PROBLEM REQUIREMENTS >> Reproduce the listing exactly, with no pictures in your copy.

RECORDS SHOWN >>

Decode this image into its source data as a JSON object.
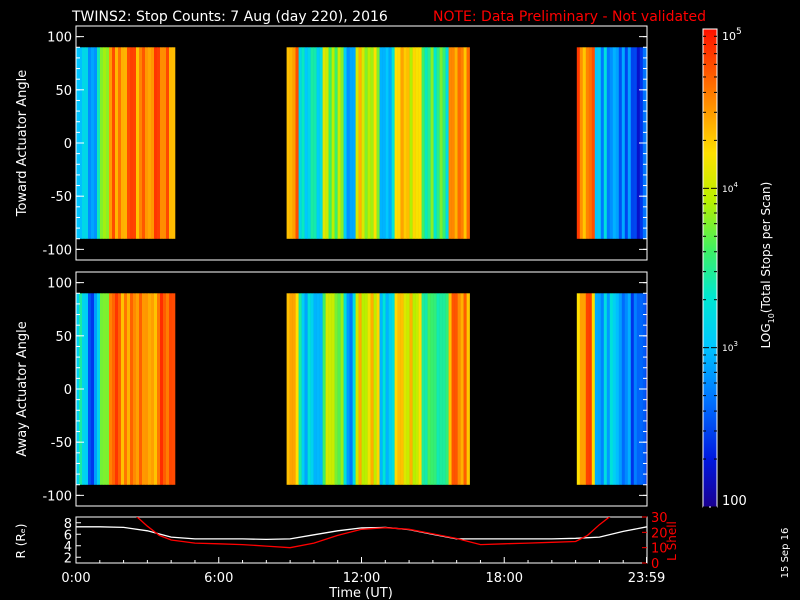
{
  "header": {
    "title": "TWINS2: Stop Counts:  7 Aug (day 220), 2016",
    "note": "NOTE: Data Preliminary - Not validated"
  },
  "footer": {
    "date_stamp": "15 Sep 16"
  },
  "colors": {
    "background": "#000000",
    "text": "#ffffff",
    "note": "#ff0000",
    "r_line": "#ffffff",
    "lshell_line": "#ff0000"
  },
  "chart_data": [
    {
      "type": "heatmap",
      "ylabel": "Toward Actuator Angle",
      "ylim": [
        -110,
        110
      ],
      "yticks": [
        "100",
        "50",
        "0",
        "-50",
        "-100"
      ],
      "angle_range": [
        -90,
        90
      ],
      "data_intervals_hours": [
        [
          0.0,
          4.1
        ],
        [
          8.85,
          16.45
        ],
        [
          21.05,
          23.98
        ]
      ]
    },
    {
      "type": "heatmap",
      "ylabel": "Away Actuator Angle",
      "ylim": [
        -110,
        110
      ],
      "yticks": [
        "100",
        "50",
        "0",
        "-50",
        "-100"
      ],
      "angle_range": [
        -90,
        90
      ],
      "data_intervals_hours": [
        [
          0.0,
          4.1
        ],
        [
          8.85,
          16.45
        ],
        [
          21.05,
          23.98
        ]
      ]
    },
    {
      "type": "line",
      "xlabel": "Time (UT)",
      "xticks": [
        "0:00",
        "6:00",
        "12:00",
        "18:00",
        "23:59"
      ],
      "ylabel_left": "R (Rₑ)",
      "ylim_left": [
        1,
        9
      ],
      "yticks_left": [
        "8",
        "6",
        "4",
        "2"
      ],
      "ylabel_right": "L Shell",
      "ylim_right": [
        0,
        30
      ],
      "yticks_right": [
        "30",
        "20",
        "10",
        "0"
      ],
      "series": [
        {
          "name": "R",
          "axis": "left",
          "x": [
            0,
            1,
            2,
            3,
            4,
            5,
            6,
            7,
            8,
            9,
            10,
            11,
            12,
            13,
            14,
            15,
            16,
            17,
            18,
            19,
            20,
            21,
            22,
            23,
            24
          ],
          "y": [
            7.3,
            7.3,
            7.2,
            6.6,
            5.5,
            5.2,
            5.2,
            5.2,
            5.1,
            5.2,
            5.9,
            6.6,
            7.1,
            7.2,
            6.8,
            6.0,
            5.2,
            5.2,
            5.2,
            5.2,
            5.2,
            5.3,
            5.5,
            6.5,
            7.3
          ]
        },
        {
          "name": "L Shell",
          "axis": "right",
          "x": [
            2.5,
            3.0,
            3.5,
            4.0,
            5.0,
            6.0,
            7.0,
            8.0,
            9.0,
            10.0,
            11.0,
            12.0,
            13.0,
            14.0,
            15.0,
            16.0,
            17.0,
            18.0,
            19.0,
            20.0,
            21.0,
            21.5,
            22.0,
            22.5
          ],
          "y": [
            31,
            24,
            18,
            15,
            13,
            12.5,
            12,
            11,
            10,
            13,
            18,
            22,
            23,
            22,
            19,
            16,
            12,
            12.5,
            13,
            13.5,
            14,
            18,
            25,
            31
          ]
        }
      ]
    }
  ],
  "colorbar": {
    "label": "LOG",
    "label_sub": "10",
    "label_rest": "(Total Stops per Scan)",
    "tick_top_base": "10",
    "tick_top_exp": "5",
    "tick_mid_base": "10",
    "tick_mid_exp": "4",
    "tick_low_base": "10",
    "tick_low_exp": "3",
    "tick_bottom": "100",
    "range_log": [
      2,
      5
    ]
  }
}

OUTPUT BELOW >>
Decode this image into its source data as a JSON object.
{
  "header": {
    "title": "TWINS2: Stop Counts:  7 Aug (day 220), 2016",
    "note": "NOTE: Data Preliminary - Not validated"
  },
  "footer": {
    "date_stamp": "15 Sep 16"
  },
  "colors": {
    "background": "#000000",
    "text": "#ffffff",
    "note": "#ff0000",
    "r_line": "#ffffff",
    "lshell_line": "#ff0000"
  },
  "chart_data": [
    {
      "type": "heatmap",
      "ylabel": "Toward Actuator Angle",
      "ylim": [
        -110,
        110
      ],
      "yticks": [
        "100",
        "50",
        "0",
        "-50",
        "-100"
      ],
      "angle_range": [
        -90,
        90
      ],
      "data_intervals_hours": [
        [
          0.0,
          4.1
        ],
        [
          8.85,
          16.45
        ],
        [
          21.05,
          23.98
        ]
      ]
    },
    {
      "type": "heatmap",
      "ylabel": "Away Actuator Angle",
      "ylim": [
        -110,
        110
      ],
      "yticks": [
        "100",
        "50",
        "0",
        "-50",
        "-100"
      ],
      "angle_range": [
        -90,
        90
      ],
      "data_intervals_hours": [
        [
          0.0,
          4.1
        ],
        [
          8.85,
          16.45
        ],
        [
          21.05,
          23.98
        ]
      ]
    },
    {
      "type": "line",
      "xlabel": "Time (UT)",
      "xticks": [
        "0:00",
        "6:00",
        "12:00",
        "18:00",
        "23:59"
      ],
      "ylabel_left": "R (Rₑ)",
      "ylim_left": [
        1,
        9
      ],
      "yticks_left": [
        "8",
        "6",
        "4",
        "2"
      ],
      "ylabel_right": "L Shell",
      "ylim_right": [
        0,
        30
      ],
      "yticks_right": [
        "30",
        "20",
        "10",
        "0"
      ],
      "series": [
        {
          "name": "R",
          "axis": "left",
          "x": [
            0,
            1,
            2,
            3,
            4,
            5,
            6,
            7,
            8,
            9,
            10,
            11,
            12,
            13,
            14,
            15,
            16,
            17,
            18,
            19,
            20,
            21,
            22,
            23,
            24
          ],
          "y": [
            7.3,
            7.3,
            7.2,
            6.6,
            5.5,
            5.2,
            5.2,
            5.2,
            5.1,
            5.2,
            5.9,
            6.6,
            7.1,
            7.2,
            6.8,
            6.0,
            5.2,
            5.2,
            5.2,
            5.2,
            5.2,
            5.3,
            5.5,
            6.5,
            7.3
          ]
        },
        {
          "name": "L Shell",
          "axis": "right",
          "x": [
            2.5,
            3.0,
            3.5,
            4.0,
            5.0,
            6.0,
            7.0,
            8.0,
            9.0,
            10.0,
            11.0,
            12.0,
            13.0,
            14.0,
            15.0,
            16.0,
            17.0,
            18.0,
            19.0,
            20.0,
            21.0,
            21.5,
            22.0,
            22.5
          ],
          "y": [
            31,
            24,
            18,
            15,
            13,
            12.5,
            12,
            11,
            10,
            13,
            18,
            22,
            23,
            22,
            19,
            16,
            12,
            12.5,
            13,
            13.5,
            14,
            18,
            25,
            31
          ]
        }
      ]
    }
  ],
  "colorbar": {
    "label": "LOG",
    "label_sub": "10",
    "label_rest": "(Total Stops per Scan)",
    "tick_top_base": "10",
    "tick_top_exp": "5",
    "tick_mid_base": "10",
    "tick_mid_exp": "4",
    "tick_low_base": "10",
    "tick_low_exp": "3",
    "tick_bottom": "100",
    "range_log": [
      2,
      5
    ]
  }
}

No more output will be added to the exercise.